==== Records supplied

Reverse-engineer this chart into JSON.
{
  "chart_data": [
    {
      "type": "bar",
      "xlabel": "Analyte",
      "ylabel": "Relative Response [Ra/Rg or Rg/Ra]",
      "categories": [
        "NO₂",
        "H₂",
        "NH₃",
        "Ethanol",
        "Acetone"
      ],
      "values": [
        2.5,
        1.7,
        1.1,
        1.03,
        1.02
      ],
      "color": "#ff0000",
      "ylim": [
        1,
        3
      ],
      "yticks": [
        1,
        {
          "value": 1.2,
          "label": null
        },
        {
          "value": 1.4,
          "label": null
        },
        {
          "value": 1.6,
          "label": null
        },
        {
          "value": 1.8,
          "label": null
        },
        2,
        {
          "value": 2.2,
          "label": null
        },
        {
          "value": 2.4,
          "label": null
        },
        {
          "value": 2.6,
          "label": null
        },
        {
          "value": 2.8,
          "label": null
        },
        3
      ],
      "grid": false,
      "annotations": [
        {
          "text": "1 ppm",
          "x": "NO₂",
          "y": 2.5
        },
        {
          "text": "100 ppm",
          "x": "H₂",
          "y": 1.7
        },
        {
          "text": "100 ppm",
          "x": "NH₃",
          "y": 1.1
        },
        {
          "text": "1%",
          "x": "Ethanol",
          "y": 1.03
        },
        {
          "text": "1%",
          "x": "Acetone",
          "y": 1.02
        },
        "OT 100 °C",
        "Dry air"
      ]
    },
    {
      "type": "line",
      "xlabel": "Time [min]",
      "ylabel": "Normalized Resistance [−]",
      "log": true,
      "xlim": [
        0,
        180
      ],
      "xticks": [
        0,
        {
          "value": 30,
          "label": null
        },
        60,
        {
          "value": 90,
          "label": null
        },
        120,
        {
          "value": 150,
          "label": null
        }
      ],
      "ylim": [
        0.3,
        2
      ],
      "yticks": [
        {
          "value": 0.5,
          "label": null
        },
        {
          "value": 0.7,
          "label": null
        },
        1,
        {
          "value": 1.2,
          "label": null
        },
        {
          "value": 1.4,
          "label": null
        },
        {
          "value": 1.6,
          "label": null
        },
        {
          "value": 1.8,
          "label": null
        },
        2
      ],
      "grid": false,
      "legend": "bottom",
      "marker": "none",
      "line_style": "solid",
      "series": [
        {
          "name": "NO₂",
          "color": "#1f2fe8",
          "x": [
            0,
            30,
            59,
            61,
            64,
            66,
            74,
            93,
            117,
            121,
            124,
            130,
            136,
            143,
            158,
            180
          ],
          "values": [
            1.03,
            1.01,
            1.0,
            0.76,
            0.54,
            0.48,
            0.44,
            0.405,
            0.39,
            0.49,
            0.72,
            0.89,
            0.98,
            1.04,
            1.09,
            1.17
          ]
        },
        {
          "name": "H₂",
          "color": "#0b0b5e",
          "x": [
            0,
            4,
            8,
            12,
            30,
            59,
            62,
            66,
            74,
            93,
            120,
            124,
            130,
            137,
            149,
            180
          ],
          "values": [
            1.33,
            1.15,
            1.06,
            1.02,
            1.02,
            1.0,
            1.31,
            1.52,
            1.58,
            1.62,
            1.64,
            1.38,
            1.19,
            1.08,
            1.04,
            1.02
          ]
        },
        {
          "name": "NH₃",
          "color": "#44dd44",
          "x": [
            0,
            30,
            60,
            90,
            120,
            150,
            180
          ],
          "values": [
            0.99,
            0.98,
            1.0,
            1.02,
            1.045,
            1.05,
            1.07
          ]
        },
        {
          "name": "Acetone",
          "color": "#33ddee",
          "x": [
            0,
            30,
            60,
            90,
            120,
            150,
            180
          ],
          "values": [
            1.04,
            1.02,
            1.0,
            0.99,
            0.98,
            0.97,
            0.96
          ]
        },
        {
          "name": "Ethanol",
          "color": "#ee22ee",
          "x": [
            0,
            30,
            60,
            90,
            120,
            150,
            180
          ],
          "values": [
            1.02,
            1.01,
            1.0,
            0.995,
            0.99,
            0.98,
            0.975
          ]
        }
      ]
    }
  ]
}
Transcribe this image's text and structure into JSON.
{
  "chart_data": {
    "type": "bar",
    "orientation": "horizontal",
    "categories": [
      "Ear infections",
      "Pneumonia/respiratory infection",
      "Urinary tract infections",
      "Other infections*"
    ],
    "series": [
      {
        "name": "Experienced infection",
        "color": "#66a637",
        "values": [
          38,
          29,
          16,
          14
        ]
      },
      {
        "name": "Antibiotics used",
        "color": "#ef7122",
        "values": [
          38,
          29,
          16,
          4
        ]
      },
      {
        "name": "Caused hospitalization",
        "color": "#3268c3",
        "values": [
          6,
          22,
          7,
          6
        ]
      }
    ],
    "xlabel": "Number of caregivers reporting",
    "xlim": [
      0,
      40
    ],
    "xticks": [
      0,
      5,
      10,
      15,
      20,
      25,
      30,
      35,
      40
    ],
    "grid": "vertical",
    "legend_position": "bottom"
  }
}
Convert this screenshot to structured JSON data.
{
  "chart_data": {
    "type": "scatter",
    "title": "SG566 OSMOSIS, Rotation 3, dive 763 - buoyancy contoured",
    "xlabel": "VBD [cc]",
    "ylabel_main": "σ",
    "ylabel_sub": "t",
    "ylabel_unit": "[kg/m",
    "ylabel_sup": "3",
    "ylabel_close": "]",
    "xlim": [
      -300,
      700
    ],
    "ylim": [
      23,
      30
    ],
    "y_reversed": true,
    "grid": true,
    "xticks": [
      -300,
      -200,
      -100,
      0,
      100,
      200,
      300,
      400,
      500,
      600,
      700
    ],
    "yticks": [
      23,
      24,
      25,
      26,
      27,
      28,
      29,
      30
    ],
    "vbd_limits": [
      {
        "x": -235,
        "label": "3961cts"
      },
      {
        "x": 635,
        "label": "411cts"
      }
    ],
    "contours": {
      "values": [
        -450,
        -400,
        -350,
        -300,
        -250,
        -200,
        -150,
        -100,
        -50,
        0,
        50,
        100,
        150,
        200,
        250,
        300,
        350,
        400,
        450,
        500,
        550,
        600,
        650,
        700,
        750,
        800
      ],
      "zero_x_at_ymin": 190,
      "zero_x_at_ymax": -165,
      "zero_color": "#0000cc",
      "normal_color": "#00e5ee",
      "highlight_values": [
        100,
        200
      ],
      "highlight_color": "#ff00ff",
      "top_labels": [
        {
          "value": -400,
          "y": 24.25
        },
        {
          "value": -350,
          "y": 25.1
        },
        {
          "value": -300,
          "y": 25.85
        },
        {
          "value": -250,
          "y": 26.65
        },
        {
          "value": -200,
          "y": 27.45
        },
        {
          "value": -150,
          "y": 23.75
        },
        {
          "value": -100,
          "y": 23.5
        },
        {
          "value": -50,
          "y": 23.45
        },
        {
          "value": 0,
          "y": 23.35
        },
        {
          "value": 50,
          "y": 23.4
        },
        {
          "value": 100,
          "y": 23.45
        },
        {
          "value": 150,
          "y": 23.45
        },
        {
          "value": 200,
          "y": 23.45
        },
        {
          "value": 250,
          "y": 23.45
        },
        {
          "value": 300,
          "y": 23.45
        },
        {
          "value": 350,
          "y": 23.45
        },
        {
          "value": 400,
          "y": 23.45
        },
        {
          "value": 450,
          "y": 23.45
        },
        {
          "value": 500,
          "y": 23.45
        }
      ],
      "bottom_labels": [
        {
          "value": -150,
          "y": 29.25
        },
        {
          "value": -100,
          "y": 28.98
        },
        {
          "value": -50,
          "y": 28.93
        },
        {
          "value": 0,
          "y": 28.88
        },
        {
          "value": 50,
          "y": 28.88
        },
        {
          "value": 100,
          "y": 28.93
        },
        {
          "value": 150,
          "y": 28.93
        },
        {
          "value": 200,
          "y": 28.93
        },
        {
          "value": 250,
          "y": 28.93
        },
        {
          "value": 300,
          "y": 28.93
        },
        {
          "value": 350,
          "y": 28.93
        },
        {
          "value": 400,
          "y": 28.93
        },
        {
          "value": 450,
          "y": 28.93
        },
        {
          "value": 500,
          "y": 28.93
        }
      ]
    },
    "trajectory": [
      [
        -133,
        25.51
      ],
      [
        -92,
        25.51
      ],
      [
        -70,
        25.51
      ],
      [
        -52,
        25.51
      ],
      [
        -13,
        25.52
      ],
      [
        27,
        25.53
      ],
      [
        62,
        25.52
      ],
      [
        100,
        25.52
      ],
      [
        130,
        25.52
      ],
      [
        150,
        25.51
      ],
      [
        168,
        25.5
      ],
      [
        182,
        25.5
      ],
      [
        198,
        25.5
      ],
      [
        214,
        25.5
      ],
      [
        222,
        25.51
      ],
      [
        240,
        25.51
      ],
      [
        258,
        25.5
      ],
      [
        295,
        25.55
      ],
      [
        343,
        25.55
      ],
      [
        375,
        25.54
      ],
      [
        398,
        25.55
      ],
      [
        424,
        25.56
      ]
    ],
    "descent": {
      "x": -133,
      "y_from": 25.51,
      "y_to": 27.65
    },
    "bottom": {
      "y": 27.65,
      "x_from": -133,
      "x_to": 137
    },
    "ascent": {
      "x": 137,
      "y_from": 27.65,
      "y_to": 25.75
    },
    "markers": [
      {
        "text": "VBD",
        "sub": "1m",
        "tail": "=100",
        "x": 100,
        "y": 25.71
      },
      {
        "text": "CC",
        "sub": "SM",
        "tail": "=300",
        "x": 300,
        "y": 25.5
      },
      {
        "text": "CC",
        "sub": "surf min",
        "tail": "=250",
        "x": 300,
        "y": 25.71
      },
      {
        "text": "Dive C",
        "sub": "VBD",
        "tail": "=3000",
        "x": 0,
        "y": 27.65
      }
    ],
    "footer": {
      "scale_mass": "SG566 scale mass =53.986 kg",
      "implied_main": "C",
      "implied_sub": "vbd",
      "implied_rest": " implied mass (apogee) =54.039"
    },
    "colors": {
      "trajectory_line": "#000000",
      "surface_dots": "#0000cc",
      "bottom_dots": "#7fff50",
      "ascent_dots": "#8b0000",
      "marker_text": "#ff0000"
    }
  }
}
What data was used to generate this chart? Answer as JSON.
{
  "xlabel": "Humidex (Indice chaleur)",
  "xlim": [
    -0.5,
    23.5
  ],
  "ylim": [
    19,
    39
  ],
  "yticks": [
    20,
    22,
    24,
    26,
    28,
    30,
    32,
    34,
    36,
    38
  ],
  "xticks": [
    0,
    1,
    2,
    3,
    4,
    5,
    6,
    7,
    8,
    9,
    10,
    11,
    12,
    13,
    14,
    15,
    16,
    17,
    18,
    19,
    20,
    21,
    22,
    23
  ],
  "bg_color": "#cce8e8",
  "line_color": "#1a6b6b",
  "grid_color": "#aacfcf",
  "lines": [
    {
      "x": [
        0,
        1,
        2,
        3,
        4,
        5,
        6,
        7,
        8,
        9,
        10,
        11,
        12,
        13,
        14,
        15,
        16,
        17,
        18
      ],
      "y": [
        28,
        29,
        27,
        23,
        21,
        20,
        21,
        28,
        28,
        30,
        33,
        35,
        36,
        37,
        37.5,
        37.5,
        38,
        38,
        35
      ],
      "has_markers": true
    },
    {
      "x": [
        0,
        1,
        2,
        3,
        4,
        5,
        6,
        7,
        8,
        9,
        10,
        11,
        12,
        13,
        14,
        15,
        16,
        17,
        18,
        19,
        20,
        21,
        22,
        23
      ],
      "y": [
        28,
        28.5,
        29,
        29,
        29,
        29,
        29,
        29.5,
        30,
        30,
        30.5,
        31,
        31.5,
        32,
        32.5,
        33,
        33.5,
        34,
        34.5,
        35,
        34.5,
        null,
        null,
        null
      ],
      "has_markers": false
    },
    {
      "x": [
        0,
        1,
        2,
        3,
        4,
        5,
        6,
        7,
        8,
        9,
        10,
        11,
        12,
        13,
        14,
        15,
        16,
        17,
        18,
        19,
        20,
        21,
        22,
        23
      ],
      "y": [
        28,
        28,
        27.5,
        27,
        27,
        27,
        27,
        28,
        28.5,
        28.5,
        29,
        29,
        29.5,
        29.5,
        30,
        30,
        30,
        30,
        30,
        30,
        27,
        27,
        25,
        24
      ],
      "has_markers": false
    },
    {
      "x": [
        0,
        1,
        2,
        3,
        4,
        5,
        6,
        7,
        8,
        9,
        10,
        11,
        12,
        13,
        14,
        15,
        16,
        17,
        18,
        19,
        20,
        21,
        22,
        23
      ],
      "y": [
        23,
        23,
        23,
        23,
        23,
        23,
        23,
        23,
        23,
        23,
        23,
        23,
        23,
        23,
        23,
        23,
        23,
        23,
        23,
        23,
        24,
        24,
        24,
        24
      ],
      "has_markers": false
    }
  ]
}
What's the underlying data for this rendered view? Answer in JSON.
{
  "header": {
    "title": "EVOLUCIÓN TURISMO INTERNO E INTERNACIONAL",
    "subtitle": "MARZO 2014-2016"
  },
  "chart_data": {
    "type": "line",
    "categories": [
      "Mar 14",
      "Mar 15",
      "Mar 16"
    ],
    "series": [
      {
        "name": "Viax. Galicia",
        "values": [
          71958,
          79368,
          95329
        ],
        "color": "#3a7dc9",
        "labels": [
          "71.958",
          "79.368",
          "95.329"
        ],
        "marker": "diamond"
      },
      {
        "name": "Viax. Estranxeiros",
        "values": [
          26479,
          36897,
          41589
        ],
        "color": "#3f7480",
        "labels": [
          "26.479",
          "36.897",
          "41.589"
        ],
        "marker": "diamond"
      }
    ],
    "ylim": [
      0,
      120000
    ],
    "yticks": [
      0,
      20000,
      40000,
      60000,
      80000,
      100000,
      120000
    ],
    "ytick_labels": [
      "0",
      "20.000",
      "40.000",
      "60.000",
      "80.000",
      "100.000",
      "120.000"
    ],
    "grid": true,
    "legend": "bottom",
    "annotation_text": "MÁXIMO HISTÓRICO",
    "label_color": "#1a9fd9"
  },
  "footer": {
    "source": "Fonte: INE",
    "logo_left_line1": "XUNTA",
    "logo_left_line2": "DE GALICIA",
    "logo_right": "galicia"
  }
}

========

**What is asked**. Beginning at the line that holds "What's the underlying", write out word for word each line through the end of the records.

**Solution below**.
What's the underlying data for this rendered view? Answer in JSON.
{
  "header": {
    "title": "EVOLUCIÓN TURISMO INTERNO E INTERNACIONAL",
    "subtitle": "MARZO 2014-2016"
  },
  "chart_data": {
    "type": "line",
    "categories": [
      "Mar 14",
      "Mar 15",
      "Mar 16"
    ],
    "series": [
      {
        "name": "Viax. Galicia",
        "values": [
          71958,
          79368,
          95329
        ],
        "color": "#3a7dc9",
        "labels": [
          "71.958",
          "79.368",
          "95.329"
        ],
        "marker": "diamond"
      },
      {
        "name": "Viax. Estranxeiros",
        "values": [
          26479,
          36897,
          41589
        ],
        "color": "#3f7480",
        "labels": [
          "26.479",
          "36.897",
          "41.589"
        ],
        "marker": "diamond"
      }
    ],
    "ylim": [
      0,
      120000
    ],
    "yticks": [
      0,
      20000,
      40000,
      60000,
      80000,
      100000,
      120000
    ],
    "ytick_labels": [
      "0",
      "20.000",
      "40.000",
      "60.000",
      "80.000",
      "100.000",
      "120.000"
    ],
    "grid": true,
    "legend": "bottom",
    "annotation_text": "MÁXIMO HISTÓRICO",
    "label_color": "#1a9fd9"
  },
  "footer": {
    "source": "Fonte: INE",
    "logo_left_line1": "XUNTA",
    "logo_left_line2": "DE GALICIA",
    "logo_right": "galicia"
  }
}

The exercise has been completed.